Extrait du texte ::
L’utilisation de la cendre dans les émaux

 

Sommaire

 

1 – Origines et composition des cendres
2 – Préparation des cendres pour l’émaillage
3 – Exemples de travaux réalisés à Créamik

Introduction

 

L’utilisation des cendres dans la céramique, notamment dans les émaux, est une pratique ancestrale qui a traversé cultures et continents. Cette technique, qui utilise les résidus de combustion de matériaux organiques tels que le bois, les plantes, les pépins de pomme, les coques de noix, les os, les coquilles d’animaux… s’utilise encore dans la poterie d’aujourd’hui.

Ainsi, ce qui était considéré comme un déchet se transforme en un matériau précieux pour l’artiste potier. Les cendres, une fois mélangées avec de l’eau et d’autres composants, forment un émail qui va créer des effets visuels étonnants. Les variations de couleur et de texture dépendent de l’origine des cendres, du type d’argile utilisé et des spécificités de la cuisson.

Le mercredi des Cendres est l’occasion de réfléchir à cette technique et à la dimension symbolique qu’elle revêt. Les cendres, quand elles sont intégrées à un émail céramique, redonnent vie à des matériaux destinés au rebut. Ce renouveau est particulièrement pertinent dans le contexte écologique actuel, où la réutilisation des ressources existantes occupe le devant de la scène. Découvrons cette technique des émaux à la cendre, aux possibilités artistiques infinies et chargée d’histoire.

Origines et composition des cendres

 

Historiquement, la cuisson des céramiques se faisait au bois. C’est ainsi qu’a été mise en lumière de façon tout à fait fortuite la capacité des cendres à vitrifier. Le développement technique a permis de réaliser des cuissons à partir de nouveaux combustibles, il a donc fallu intégrer la cendre directement à l’émail utilisé.

 

Quelles sont les cendres qui peuvent être utilisées ?

  • Les cendres de bois : ce sont probablement les plus faciles à récolter. Selon l’espèce d’arbre et la partie brûlée, les cendres de bois sont différentes et offriront dans l’émail une large gamme d’effets. Il suffit de récolter les cendres de votre propre cheminée ou insert, pour avoir des cendres de bois dur.

Entrées extraites ::
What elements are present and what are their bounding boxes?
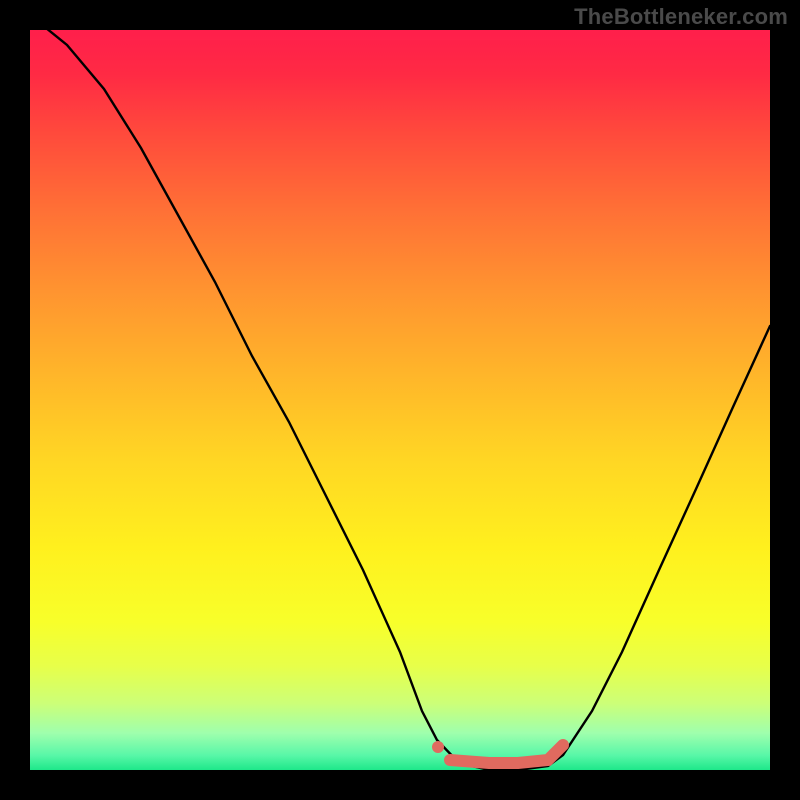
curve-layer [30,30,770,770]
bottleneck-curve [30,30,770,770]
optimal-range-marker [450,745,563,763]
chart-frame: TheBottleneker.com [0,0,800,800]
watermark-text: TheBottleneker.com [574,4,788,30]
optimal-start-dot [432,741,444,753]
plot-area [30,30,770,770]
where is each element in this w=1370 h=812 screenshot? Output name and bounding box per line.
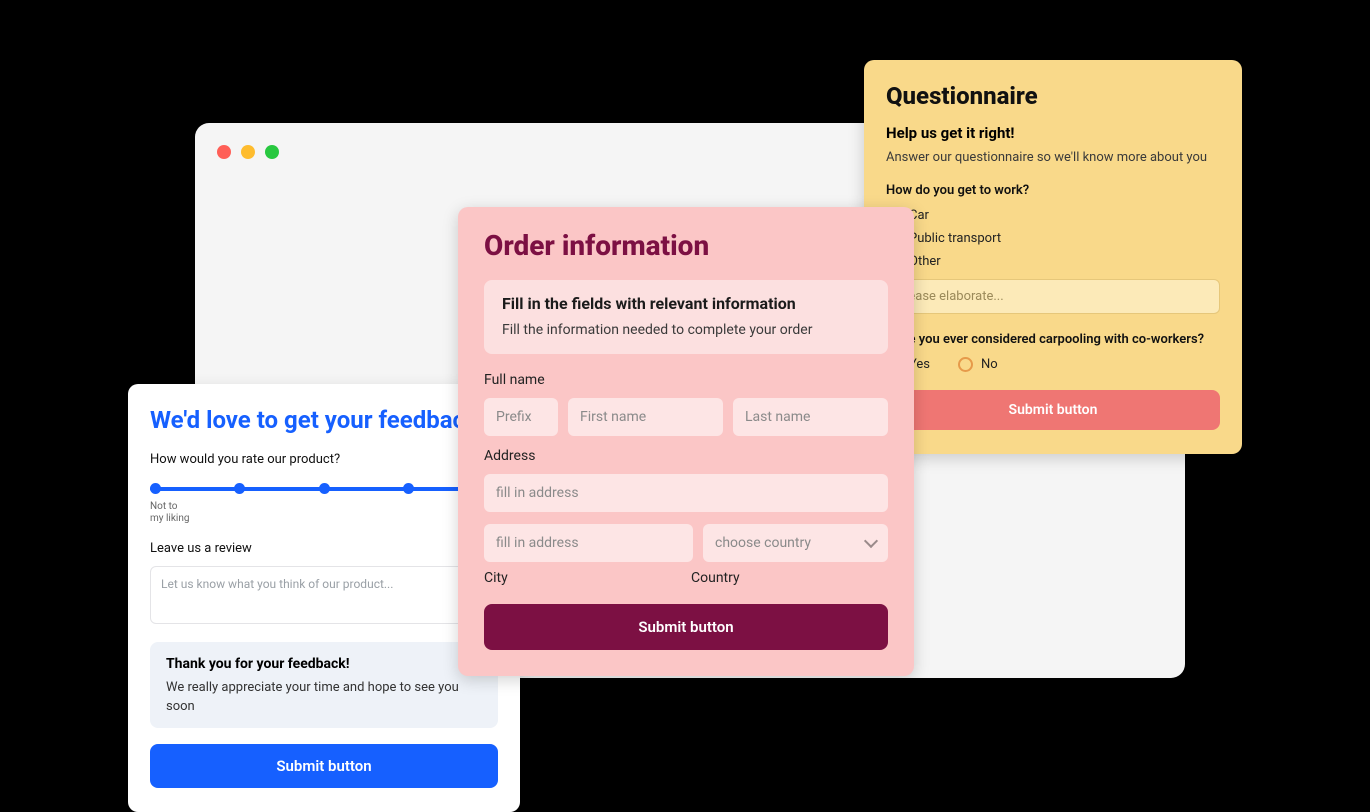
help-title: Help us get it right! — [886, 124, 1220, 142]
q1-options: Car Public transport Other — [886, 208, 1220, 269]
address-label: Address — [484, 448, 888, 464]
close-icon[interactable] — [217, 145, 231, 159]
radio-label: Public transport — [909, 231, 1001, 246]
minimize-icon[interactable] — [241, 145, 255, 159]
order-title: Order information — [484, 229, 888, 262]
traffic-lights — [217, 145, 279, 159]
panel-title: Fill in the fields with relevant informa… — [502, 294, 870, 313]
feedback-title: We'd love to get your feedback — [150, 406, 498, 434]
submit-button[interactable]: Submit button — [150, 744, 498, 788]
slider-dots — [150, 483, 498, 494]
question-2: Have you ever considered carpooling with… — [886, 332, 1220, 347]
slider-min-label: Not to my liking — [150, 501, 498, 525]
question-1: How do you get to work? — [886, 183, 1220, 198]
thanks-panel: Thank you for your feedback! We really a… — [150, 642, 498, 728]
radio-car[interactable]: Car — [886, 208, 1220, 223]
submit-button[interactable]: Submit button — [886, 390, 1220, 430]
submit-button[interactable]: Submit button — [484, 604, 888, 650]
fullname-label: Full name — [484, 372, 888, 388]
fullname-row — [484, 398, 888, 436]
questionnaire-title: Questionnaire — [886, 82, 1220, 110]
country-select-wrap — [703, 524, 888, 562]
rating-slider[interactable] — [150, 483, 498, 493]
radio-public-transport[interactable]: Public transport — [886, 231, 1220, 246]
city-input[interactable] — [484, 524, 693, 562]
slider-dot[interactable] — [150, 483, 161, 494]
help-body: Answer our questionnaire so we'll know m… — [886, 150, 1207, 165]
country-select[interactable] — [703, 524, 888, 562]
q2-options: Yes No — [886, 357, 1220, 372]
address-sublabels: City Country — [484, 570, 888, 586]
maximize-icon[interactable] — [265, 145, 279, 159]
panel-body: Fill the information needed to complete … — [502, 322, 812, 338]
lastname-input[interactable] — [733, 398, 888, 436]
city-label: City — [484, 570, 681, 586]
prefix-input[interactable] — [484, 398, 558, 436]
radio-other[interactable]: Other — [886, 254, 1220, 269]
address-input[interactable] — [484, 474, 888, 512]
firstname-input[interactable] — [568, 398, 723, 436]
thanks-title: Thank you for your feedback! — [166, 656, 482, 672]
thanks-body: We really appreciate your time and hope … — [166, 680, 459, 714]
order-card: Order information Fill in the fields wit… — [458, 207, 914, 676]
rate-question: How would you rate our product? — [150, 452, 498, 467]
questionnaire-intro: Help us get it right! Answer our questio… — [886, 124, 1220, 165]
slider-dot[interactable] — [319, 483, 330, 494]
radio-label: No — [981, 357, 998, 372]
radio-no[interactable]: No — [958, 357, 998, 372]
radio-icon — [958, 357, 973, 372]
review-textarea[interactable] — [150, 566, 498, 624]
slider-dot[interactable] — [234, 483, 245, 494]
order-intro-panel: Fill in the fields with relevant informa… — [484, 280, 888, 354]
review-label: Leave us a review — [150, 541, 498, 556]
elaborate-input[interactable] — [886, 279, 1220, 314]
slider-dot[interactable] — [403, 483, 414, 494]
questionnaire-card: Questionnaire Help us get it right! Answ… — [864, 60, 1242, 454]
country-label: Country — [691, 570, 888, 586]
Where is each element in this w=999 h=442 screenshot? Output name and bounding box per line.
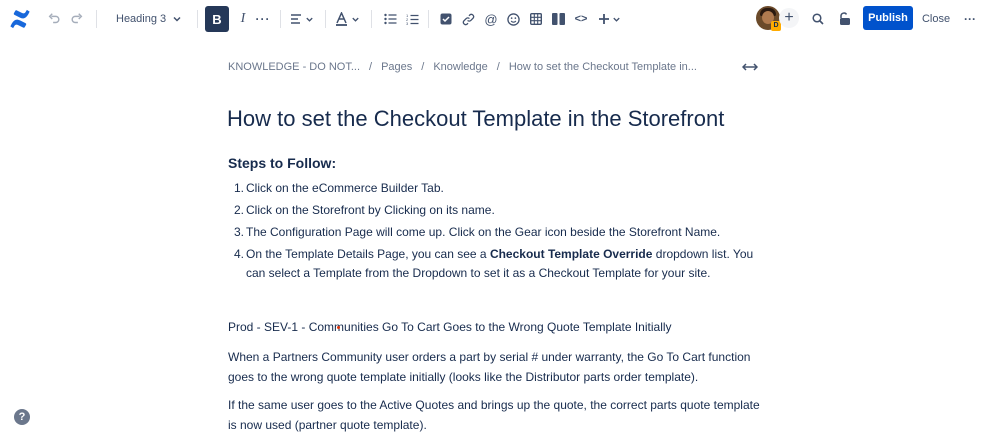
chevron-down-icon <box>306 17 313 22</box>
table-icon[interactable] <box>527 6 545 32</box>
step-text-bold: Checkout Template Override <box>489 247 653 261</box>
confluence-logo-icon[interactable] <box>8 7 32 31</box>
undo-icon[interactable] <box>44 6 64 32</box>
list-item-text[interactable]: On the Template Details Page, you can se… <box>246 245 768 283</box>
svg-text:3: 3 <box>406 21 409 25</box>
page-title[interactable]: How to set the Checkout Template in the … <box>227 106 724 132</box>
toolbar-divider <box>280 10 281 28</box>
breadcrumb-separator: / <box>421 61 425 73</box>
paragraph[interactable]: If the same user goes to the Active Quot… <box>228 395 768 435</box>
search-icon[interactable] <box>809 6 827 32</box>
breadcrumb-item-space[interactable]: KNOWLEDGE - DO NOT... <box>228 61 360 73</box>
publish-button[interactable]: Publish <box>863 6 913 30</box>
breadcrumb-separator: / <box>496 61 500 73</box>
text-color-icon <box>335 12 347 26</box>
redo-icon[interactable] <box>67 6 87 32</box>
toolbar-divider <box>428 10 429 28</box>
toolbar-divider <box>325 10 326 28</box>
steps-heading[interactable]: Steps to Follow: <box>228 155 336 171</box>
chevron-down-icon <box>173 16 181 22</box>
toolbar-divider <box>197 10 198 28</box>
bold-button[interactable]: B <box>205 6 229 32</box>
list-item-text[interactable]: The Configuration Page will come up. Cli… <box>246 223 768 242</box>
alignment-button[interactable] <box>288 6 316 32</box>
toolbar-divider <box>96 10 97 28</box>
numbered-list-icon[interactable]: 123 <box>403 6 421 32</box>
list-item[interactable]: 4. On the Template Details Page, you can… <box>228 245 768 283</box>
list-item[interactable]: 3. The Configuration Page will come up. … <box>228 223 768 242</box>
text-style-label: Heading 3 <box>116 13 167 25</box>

Objectifs ::
**1.** Relevez, dans l'extrait sur les émaux à la cendre, tous les matériaux organiques donnés en exemple dont la combustion fournit les cendres.
**2.** Résumez l'extrait sur les émaux à la cendre en deux phrases.
**3.** Prolongez l'extrait sur les émaux à la cendre à la suite de sa dernière phrase.
Le listing ci-dessus provient d'une autre source que l'extrait sur les émaux à la cendre.

Résultats dans l'ordre ::
**1.** le bois, les plantes, les pépins de pomme, les coques de noix, les os, les coquilles d'animaux

**2.** Pratique ancestrale toujours en usage, l'emploi des cendres de matériaux organiques mélangées à de l'eau et à d'autres composants donne un émail dont la couleur et la texture varient selon l'origine des cendres, l'argile et la cuisson. Leur capacité à vitrifier a été découverte par hasard lors des cuissons au bois, et les cendres de bois, faciles à récolter dans une cheminée ou un insert, offrent une large gamme d'effets.

**3.**
  • Les cendres végétales : appelées aussi cendres de foin, elles sont plus compliquées à obtenir puisqu’il faut récolter les végétaux puis les transformer en cendres. Vous pouvez récolter l’herbe issue de la tonte de votre jardin. Compter 10 kg de matière pour 1 kg de cendre.
  • Les autres matériaux : les cendres de coquilles d’animaux sont riches en calcium. Là aussi, cela demande un travail laborieux – ramasser des coquilles d’huîtres, conserver des coquilles d’œufs… mais rempli de belles surprises. Julie Slama que l’on peut suivre sur Instagram, a fait de l’utilisation de coquilles d’huîtres une de ses spécialités :
Kal_studio Julie Slama : émail à base de coquilles d’huîtres calcinées.
  • La cendre d’os : nous la traitons à part, car c’est la cendre qui est le plus largement proposée à la vente. Elle est assez chère, mais a l’avantage d’être prête à l’emploi ; sa composition rend moins aléatoires les résultats lors du réapprovisionnement. Cela dit, on doit toujours procéder à des essais quand on entame la matière première d’un nouvel arrivage.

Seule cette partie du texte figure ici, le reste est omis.